* **INSTRUCTIONS FOR THE TASK**
What is the number of lines that include the word "Owner"? Provide only that figure.

* **DATA ROWS**
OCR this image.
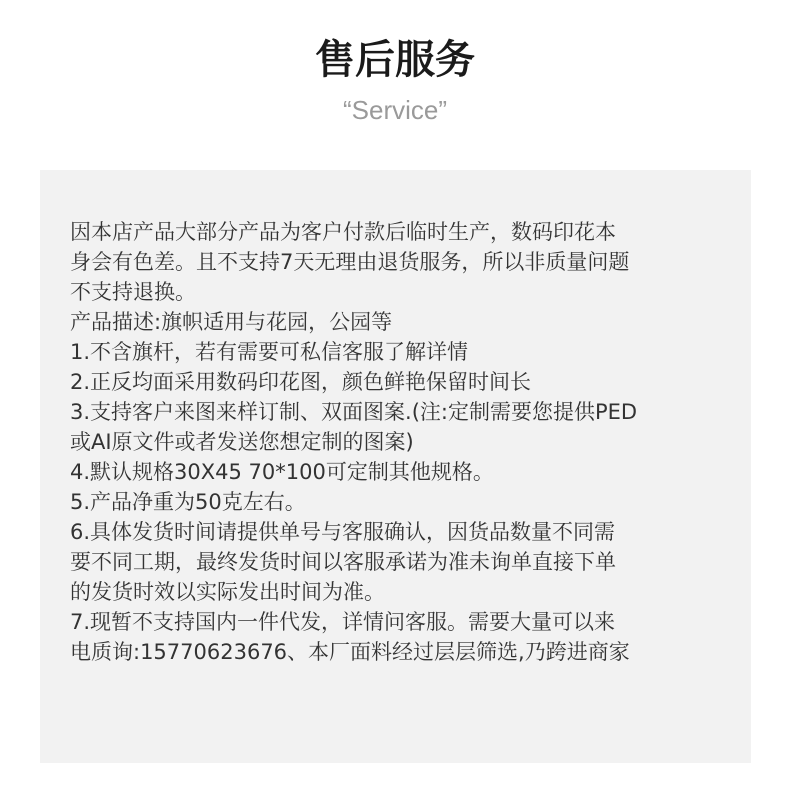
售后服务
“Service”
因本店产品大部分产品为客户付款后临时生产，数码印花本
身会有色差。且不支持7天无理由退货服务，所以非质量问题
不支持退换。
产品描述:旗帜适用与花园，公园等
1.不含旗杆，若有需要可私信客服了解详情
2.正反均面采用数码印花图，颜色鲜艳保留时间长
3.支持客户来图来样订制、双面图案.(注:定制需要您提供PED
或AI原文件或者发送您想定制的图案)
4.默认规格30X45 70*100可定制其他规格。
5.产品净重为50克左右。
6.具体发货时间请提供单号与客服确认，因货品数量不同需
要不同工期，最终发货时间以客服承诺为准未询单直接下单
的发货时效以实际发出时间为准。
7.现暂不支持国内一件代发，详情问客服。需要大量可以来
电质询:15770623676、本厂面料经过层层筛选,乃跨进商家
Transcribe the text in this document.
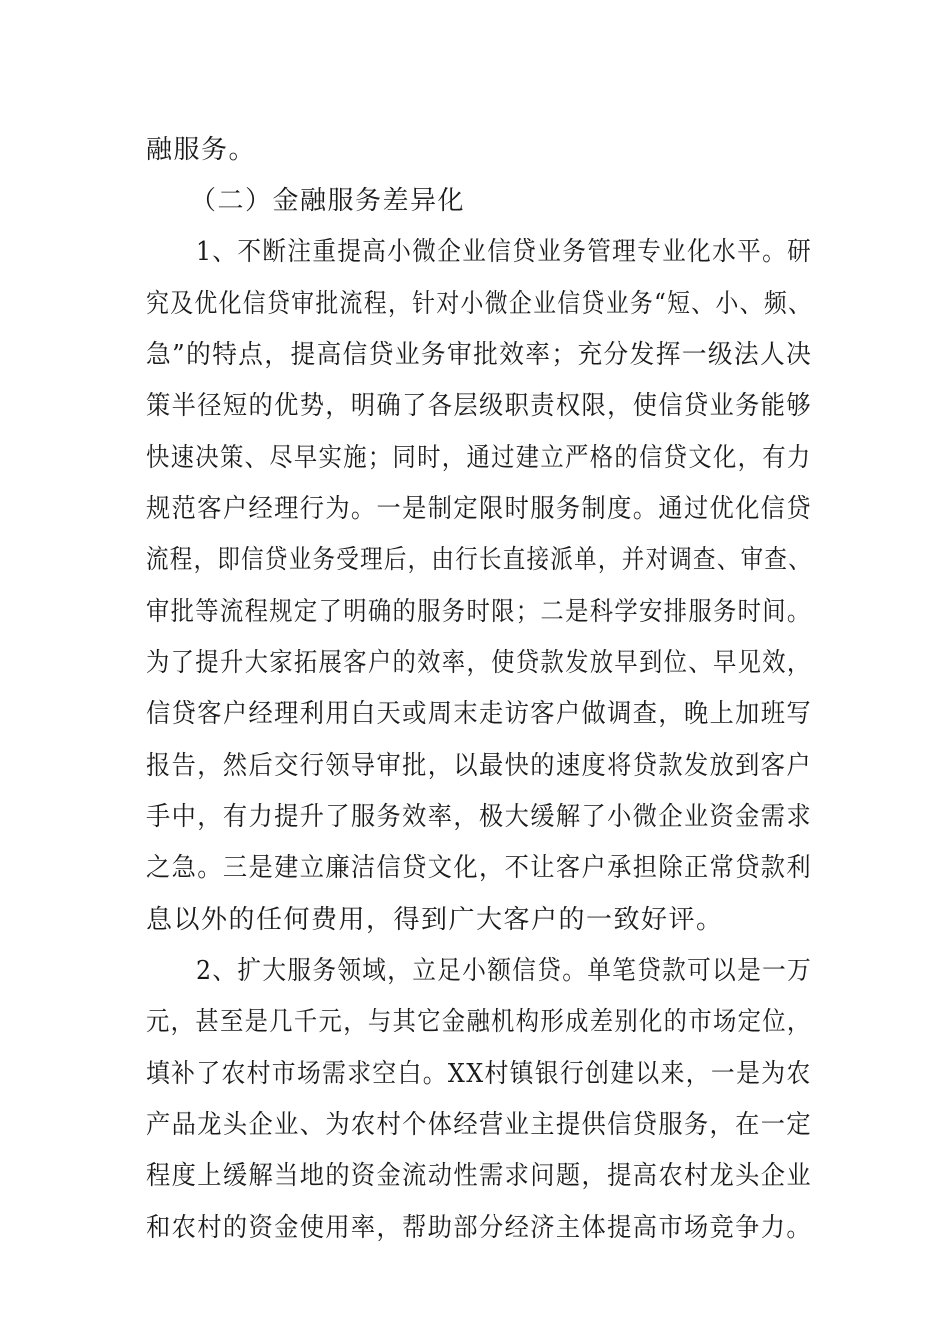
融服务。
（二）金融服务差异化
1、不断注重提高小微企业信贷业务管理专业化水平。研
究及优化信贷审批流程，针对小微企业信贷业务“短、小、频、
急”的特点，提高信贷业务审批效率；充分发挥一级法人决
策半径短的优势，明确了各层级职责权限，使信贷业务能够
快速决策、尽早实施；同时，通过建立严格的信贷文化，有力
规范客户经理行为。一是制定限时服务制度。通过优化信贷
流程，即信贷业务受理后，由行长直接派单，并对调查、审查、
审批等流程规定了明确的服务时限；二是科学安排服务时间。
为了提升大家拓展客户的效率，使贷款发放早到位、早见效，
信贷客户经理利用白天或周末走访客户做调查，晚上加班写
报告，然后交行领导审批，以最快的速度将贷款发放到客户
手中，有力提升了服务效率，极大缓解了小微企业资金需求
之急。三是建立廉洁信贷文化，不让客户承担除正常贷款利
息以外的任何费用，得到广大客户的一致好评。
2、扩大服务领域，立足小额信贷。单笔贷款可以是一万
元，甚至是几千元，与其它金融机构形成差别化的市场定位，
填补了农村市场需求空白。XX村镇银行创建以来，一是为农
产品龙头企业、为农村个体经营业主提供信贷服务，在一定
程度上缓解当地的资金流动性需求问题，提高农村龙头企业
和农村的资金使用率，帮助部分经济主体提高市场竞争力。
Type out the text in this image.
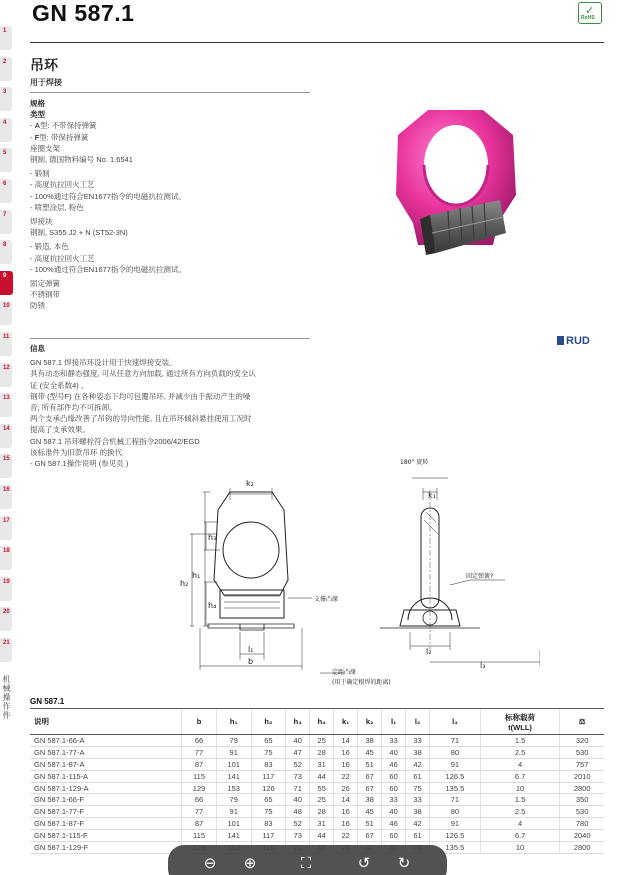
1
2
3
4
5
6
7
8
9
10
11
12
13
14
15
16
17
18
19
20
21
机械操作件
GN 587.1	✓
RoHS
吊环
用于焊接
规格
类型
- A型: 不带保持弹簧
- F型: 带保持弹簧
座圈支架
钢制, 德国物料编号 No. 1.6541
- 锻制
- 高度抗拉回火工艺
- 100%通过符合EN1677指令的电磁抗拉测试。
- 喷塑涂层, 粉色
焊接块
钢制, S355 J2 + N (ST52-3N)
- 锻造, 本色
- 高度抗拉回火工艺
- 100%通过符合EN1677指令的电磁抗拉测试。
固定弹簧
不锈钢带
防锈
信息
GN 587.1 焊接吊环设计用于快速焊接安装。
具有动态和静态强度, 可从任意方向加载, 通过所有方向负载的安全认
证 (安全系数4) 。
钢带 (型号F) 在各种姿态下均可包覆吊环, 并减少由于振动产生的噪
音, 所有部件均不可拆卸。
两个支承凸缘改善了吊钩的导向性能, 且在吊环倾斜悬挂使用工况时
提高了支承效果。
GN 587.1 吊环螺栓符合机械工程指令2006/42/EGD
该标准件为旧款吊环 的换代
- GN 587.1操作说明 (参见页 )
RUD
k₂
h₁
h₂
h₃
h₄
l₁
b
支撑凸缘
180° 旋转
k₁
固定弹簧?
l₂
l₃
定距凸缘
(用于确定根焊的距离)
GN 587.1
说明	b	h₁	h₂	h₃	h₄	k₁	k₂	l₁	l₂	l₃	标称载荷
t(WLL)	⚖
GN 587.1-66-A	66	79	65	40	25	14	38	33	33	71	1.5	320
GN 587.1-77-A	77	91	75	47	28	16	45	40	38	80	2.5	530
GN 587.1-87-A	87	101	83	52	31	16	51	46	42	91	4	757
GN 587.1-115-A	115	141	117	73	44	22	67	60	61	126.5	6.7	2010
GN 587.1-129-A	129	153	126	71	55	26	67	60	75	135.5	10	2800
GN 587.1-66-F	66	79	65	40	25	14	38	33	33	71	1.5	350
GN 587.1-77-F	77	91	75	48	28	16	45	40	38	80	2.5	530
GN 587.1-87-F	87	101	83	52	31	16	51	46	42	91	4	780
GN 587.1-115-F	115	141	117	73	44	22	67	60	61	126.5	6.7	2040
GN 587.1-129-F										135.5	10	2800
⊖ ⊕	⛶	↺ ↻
* * *
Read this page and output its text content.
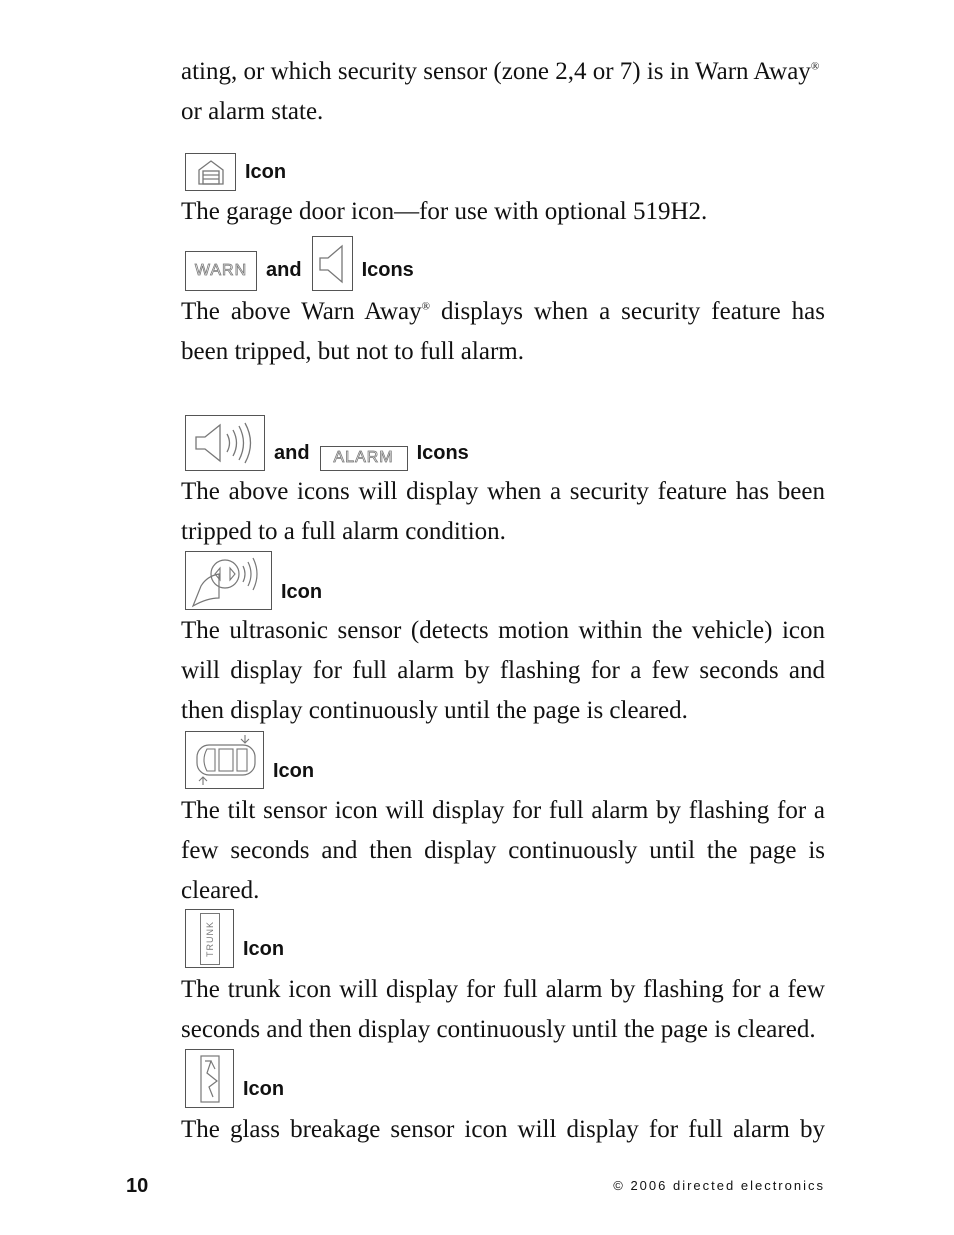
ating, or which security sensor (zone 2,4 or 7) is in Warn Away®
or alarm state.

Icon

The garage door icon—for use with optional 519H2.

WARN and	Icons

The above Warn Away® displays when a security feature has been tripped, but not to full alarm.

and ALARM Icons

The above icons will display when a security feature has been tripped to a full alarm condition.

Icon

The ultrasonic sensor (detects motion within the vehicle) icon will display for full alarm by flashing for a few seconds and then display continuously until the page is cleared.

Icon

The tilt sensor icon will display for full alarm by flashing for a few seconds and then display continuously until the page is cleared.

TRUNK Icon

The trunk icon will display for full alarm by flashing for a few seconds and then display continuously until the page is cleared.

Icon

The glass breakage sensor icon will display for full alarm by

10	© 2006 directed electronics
---
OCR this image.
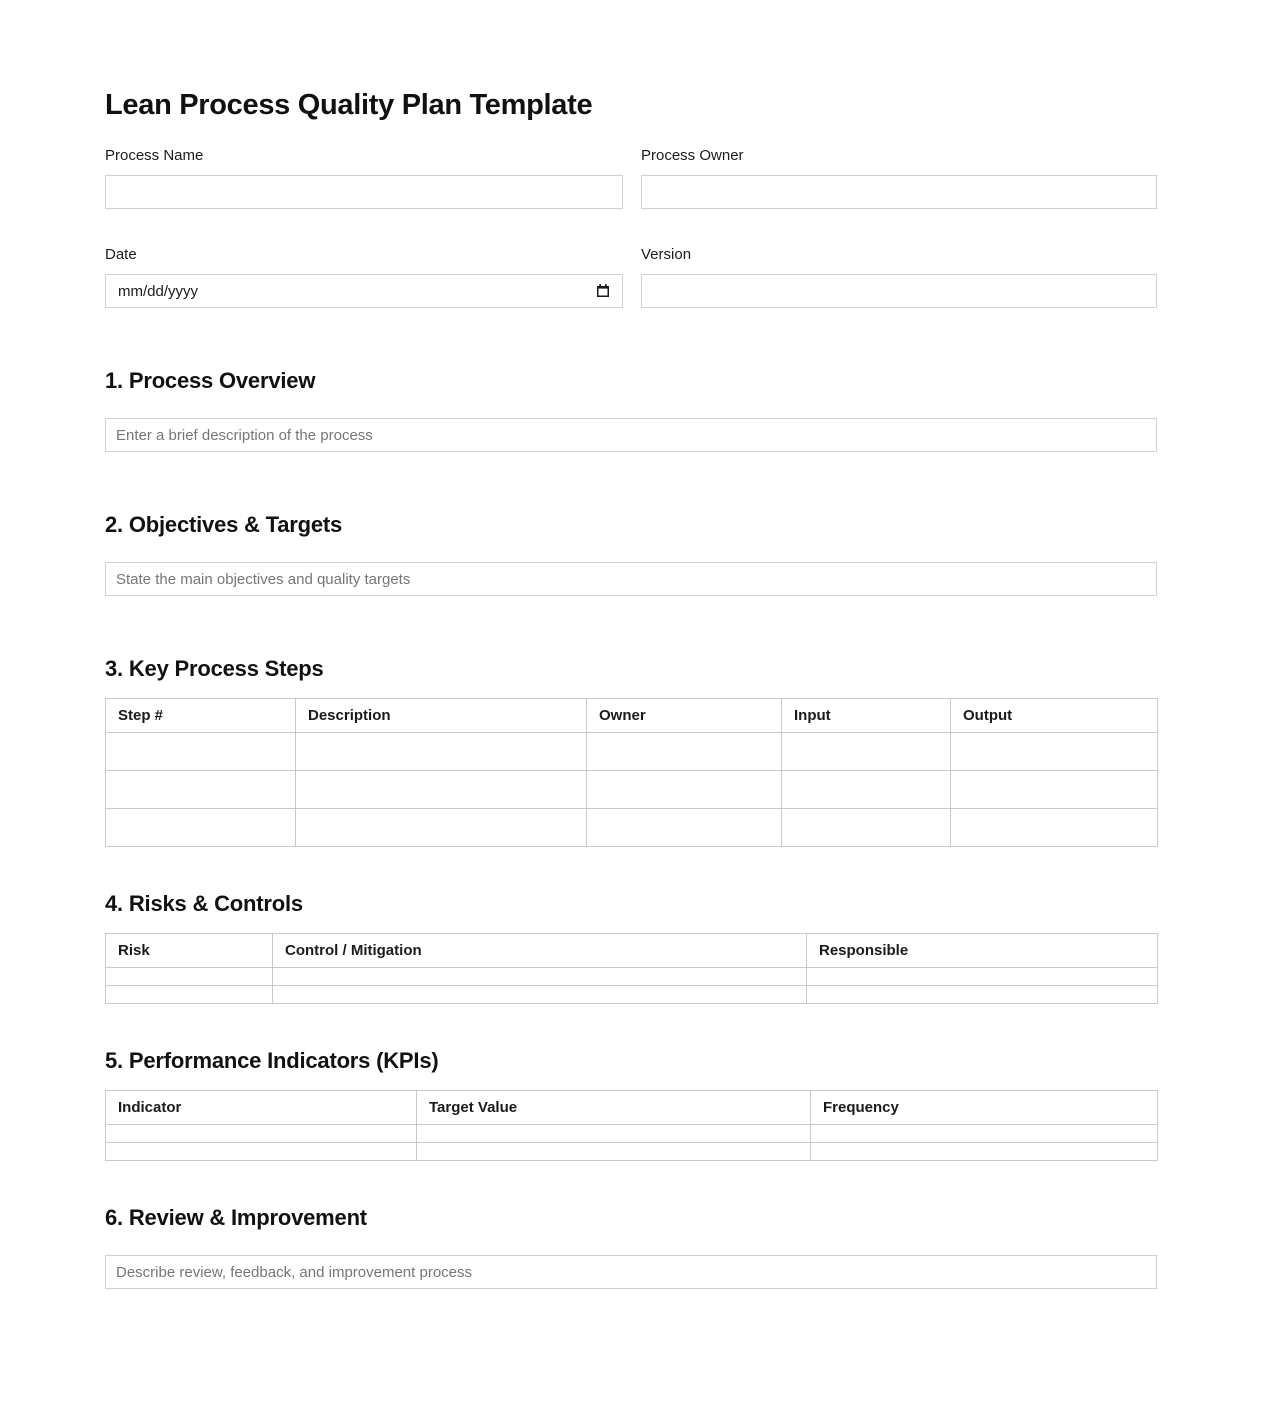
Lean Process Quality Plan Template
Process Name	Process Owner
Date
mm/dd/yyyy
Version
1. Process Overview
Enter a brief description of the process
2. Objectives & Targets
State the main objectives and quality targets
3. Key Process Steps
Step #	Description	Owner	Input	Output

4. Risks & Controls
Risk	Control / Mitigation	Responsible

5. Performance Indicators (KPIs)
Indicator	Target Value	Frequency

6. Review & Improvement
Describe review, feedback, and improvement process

* **WRITTEN SOLUTION**
2